■ **THE REQUEST**: Identify each line holding the string "with" and copy it.

==================================================

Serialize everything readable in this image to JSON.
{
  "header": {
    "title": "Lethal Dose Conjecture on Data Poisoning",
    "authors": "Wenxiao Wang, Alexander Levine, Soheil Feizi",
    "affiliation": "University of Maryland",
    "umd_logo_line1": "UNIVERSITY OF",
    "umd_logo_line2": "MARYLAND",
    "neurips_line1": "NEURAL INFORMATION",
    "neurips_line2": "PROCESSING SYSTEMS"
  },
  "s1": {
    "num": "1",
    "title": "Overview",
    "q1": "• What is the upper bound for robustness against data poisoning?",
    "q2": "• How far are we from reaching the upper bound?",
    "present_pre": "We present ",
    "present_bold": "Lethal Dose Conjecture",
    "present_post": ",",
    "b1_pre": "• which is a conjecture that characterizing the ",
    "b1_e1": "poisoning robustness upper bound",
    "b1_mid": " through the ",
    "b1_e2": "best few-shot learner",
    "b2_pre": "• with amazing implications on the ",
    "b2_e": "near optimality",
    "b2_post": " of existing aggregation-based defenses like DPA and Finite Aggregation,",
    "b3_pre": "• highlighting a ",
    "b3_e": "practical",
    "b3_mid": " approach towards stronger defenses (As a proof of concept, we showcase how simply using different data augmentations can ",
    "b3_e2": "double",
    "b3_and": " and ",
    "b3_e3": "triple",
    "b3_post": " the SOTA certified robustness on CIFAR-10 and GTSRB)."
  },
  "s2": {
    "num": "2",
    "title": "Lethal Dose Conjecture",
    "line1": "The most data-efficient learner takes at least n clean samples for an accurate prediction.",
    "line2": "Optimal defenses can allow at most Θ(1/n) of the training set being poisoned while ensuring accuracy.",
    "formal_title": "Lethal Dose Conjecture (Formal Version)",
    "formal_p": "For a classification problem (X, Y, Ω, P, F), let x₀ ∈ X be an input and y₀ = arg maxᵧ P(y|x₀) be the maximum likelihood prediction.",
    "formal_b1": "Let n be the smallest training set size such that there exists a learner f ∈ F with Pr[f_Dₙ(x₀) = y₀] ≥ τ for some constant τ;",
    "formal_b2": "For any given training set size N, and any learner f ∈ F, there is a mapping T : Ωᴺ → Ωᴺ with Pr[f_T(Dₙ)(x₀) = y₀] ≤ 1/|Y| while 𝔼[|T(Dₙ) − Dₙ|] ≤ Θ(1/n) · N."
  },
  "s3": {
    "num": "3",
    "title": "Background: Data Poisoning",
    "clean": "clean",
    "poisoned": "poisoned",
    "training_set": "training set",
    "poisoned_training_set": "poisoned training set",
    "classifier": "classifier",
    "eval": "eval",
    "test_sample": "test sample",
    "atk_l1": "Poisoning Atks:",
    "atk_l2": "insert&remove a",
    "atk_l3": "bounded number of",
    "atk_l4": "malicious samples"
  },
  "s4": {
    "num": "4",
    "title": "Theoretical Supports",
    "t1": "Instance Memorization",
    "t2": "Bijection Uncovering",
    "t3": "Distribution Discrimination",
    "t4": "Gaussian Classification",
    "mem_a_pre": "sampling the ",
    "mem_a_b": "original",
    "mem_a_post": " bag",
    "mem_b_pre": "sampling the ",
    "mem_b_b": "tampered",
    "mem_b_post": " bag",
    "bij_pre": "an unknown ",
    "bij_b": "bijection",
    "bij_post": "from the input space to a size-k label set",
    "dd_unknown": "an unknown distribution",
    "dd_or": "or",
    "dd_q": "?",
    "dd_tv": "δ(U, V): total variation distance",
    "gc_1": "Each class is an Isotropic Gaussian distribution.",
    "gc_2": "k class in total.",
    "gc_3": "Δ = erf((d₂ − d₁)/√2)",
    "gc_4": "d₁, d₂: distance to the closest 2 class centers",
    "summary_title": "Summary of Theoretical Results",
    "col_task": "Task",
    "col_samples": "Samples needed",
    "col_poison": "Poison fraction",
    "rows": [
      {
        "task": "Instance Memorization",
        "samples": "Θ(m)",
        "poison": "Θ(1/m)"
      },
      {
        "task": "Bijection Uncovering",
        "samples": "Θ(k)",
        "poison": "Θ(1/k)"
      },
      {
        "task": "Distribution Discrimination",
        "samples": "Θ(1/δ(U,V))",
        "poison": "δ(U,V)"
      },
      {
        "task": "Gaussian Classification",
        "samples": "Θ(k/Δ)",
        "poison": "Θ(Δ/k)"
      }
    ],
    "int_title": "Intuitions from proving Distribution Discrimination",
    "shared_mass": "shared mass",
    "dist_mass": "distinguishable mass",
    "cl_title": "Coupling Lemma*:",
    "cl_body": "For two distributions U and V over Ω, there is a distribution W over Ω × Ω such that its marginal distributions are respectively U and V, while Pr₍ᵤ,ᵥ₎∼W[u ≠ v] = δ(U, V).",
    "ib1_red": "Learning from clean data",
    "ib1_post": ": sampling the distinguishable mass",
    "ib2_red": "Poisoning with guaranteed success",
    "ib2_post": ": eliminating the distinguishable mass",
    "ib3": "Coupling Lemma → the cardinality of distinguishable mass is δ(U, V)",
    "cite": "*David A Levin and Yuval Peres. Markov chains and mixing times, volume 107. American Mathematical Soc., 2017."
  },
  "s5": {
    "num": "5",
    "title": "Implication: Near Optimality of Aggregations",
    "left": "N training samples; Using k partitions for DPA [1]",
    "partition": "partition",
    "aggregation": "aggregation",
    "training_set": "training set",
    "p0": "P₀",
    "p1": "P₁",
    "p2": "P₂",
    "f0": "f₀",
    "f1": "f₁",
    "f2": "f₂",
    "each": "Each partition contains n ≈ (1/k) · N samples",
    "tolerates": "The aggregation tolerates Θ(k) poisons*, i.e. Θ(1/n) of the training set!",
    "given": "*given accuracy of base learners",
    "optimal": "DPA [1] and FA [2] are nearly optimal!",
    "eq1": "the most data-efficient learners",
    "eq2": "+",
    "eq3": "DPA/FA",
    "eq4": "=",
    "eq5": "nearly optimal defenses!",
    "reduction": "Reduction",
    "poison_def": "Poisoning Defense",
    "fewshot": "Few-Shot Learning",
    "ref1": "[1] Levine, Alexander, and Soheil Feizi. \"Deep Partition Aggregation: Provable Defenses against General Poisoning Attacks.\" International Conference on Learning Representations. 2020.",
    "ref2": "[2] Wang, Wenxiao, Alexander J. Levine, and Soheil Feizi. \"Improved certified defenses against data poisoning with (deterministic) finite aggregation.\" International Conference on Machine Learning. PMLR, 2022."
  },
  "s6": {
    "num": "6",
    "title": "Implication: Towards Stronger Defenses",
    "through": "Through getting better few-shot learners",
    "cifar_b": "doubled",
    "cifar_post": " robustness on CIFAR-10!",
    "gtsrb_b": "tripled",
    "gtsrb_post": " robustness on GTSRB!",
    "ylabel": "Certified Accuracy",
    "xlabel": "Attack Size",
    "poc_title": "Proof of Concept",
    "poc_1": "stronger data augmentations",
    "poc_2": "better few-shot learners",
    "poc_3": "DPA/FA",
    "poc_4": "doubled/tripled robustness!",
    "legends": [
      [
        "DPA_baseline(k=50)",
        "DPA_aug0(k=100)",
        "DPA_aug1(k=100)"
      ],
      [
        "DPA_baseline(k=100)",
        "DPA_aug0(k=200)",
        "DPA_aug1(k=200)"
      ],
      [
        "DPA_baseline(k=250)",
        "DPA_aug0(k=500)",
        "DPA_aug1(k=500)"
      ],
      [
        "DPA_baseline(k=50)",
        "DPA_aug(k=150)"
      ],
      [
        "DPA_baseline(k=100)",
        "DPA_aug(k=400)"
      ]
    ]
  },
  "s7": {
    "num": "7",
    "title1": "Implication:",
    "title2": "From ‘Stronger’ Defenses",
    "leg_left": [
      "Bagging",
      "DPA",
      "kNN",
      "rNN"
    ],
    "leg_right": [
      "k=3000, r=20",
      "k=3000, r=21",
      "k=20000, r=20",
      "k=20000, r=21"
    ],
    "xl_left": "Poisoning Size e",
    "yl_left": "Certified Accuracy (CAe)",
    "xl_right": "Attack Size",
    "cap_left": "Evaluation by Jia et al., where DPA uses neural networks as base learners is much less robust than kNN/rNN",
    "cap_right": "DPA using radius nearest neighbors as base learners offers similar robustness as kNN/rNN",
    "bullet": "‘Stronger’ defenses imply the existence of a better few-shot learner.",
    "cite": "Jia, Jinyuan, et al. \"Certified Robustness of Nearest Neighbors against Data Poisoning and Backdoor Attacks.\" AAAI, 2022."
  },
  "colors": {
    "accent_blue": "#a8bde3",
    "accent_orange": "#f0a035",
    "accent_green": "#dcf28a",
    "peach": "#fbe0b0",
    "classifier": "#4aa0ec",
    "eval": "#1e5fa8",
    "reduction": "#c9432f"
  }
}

==================================================

■ **SOLUTION TO THIS TASK**:
    "b2_pre": "• with amazing implications on the ",
    "formal_b1": "Let n be the smallest training set size such that there exists a learner f ∈ F with Pr[f_Dₙ(x₀) = y₀] ≥ τ for some constant τ;",
    "formal_b2": "For any given training set size N, and any learner f ∈ F, there is a mapping T : Ωᴺ → Ωᴺ with Pr[f_T(Dₙ)(x₀) = y₀] ≤ 1/|Y| while 𝔼[|T(Dₙ) − Dₙ|] ≤ Θ(1/n) · N."
    "ib2_red": "Poisoning with guaranteed success",
    "ref2": "[2] Wang, Wenxiao, Alexander J. Levine, and Soheil Feizi. \"Improved certified defenses against data poisoning with (deterministic) finite aggregation.\" International Conference on Machine Learning. PMLR, 2022."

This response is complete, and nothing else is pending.